Collected data:

╔══

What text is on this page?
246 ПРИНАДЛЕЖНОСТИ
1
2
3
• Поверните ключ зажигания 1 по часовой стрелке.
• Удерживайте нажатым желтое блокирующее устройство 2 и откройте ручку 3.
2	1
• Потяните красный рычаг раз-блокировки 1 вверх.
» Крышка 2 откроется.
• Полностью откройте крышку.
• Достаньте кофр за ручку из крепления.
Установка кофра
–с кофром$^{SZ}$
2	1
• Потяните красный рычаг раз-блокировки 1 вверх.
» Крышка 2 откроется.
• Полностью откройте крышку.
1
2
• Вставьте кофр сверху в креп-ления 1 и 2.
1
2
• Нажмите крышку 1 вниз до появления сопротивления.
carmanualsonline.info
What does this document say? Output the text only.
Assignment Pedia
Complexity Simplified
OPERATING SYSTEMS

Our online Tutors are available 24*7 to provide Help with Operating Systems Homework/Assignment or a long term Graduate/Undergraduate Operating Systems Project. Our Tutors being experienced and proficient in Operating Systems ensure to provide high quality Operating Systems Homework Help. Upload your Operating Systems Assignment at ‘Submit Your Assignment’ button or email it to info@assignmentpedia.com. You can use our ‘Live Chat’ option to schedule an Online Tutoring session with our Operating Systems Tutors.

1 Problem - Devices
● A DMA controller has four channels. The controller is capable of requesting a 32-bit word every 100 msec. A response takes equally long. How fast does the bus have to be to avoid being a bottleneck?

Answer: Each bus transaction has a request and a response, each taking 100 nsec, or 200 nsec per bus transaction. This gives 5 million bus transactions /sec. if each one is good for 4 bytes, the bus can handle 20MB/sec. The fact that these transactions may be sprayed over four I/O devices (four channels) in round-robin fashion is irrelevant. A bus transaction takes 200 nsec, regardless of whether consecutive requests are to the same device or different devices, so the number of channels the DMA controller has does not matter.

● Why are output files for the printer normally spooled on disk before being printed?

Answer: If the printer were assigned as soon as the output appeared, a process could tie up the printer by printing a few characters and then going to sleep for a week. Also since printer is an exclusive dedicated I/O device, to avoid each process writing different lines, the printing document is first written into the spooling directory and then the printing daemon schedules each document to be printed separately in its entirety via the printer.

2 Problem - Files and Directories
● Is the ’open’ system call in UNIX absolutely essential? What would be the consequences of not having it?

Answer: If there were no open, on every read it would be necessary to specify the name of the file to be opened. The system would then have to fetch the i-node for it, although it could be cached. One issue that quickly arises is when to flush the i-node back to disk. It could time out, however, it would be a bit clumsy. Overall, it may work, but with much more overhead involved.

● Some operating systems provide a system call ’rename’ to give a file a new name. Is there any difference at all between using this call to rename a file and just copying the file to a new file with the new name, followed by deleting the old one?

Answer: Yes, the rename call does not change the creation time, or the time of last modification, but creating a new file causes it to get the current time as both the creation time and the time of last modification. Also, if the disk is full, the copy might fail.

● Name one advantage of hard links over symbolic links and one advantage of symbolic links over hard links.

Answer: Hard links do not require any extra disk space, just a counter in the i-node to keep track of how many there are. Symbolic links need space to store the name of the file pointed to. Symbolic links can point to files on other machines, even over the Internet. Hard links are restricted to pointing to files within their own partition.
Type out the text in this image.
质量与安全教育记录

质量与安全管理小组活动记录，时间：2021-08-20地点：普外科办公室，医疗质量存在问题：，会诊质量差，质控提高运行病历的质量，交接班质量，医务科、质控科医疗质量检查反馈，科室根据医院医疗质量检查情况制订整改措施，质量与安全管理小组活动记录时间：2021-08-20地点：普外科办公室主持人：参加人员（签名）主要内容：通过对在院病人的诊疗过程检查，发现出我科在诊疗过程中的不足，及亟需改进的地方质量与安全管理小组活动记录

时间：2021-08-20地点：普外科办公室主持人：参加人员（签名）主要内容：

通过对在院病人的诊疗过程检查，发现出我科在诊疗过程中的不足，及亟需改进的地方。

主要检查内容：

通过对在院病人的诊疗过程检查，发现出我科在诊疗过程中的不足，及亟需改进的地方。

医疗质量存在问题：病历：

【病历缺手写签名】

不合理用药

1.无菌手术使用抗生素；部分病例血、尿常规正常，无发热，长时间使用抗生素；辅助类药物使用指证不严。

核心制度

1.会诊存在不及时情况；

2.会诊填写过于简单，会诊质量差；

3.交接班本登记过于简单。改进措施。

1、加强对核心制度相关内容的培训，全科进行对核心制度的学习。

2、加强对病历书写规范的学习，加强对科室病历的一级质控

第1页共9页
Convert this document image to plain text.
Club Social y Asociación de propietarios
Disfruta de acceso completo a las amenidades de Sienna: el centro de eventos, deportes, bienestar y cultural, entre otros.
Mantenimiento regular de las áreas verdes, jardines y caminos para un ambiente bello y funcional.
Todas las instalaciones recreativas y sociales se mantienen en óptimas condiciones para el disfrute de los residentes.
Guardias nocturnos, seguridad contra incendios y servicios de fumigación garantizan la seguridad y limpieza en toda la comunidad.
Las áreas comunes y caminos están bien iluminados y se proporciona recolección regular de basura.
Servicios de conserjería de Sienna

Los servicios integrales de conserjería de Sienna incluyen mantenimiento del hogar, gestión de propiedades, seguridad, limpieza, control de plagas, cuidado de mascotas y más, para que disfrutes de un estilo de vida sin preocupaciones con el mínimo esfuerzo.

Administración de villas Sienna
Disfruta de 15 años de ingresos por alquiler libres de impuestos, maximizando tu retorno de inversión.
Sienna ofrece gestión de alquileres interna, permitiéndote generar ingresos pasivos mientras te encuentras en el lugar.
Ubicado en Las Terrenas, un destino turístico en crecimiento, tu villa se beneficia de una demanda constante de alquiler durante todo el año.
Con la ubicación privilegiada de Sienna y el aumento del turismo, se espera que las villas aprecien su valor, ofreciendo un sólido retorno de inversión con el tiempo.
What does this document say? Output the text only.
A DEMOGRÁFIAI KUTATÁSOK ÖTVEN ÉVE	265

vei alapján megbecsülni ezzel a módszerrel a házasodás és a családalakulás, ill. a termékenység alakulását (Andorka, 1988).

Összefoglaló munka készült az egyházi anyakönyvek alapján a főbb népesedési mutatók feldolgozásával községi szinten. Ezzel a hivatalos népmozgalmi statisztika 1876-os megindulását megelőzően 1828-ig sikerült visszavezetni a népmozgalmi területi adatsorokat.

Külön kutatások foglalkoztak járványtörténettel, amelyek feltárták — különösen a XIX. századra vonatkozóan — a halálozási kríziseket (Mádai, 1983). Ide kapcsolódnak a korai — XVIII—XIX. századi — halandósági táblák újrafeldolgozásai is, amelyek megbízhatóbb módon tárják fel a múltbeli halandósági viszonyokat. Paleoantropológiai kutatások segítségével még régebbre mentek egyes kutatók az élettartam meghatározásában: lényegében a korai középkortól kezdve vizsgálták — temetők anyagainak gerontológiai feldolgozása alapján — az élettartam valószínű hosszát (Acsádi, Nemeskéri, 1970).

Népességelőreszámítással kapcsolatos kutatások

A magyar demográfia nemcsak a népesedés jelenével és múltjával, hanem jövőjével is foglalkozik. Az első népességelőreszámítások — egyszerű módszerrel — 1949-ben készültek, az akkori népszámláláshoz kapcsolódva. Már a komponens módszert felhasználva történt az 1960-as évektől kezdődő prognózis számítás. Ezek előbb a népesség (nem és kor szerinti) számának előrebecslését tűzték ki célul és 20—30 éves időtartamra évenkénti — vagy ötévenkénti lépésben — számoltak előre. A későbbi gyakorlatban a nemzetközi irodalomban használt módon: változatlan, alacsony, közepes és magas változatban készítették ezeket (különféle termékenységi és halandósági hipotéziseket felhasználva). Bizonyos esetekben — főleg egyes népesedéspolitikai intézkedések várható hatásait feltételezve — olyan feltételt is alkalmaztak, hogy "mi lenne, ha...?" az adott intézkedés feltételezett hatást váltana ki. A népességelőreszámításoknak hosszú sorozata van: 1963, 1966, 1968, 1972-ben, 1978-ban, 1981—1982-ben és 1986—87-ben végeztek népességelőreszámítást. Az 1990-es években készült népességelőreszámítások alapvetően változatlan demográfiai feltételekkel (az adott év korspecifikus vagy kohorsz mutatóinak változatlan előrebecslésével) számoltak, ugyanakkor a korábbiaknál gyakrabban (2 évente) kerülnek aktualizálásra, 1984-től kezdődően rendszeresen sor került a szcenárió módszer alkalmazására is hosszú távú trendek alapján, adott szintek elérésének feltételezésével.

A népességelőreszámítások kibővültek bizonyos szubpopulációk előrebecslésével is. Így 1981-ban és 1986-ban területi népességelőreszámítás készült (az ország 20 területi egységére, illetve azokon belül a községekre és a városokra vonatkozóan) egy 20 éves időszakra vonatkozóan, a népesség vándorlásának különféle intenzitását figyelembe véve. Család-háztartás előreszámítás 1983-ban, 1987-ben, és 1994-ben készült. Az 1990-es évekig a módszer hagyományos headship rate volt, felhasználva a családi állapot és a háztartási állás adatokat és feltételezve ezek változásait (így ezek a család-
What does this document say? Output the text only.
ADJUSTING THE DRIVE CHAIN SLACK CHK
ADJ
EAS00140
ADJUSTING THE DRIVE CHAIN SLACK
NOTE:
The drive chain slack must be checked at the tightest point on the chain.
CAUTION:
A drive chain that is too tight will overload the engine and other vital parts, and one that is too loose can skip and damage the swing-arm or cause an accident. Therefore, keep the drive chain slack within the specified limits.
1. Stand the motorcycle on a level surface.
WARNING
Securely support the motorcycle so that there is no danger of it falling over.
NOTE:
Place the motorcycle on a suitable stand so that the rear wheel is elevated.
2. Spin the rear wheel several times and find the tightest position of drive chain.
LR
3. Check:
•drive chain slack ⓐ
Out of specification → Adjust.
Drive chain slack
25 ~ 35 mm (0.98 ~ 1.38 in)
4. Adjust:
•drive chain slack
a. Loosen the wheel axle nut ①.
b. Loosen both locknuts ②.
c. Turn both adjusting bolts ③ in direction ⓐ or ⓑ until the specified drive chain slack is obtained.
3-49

╚══

> Given request
In the entries above, identify every line with the string "ingresos".

> Result below
Disfruta de 15 años de ingresos por alquiler libres de impuestos, maximizando tu retorno de inversión.
Sienna ofrece gestión de alquileres interna, permitiéndote generar ingresos pasivos mientras te encuentras en el lugar.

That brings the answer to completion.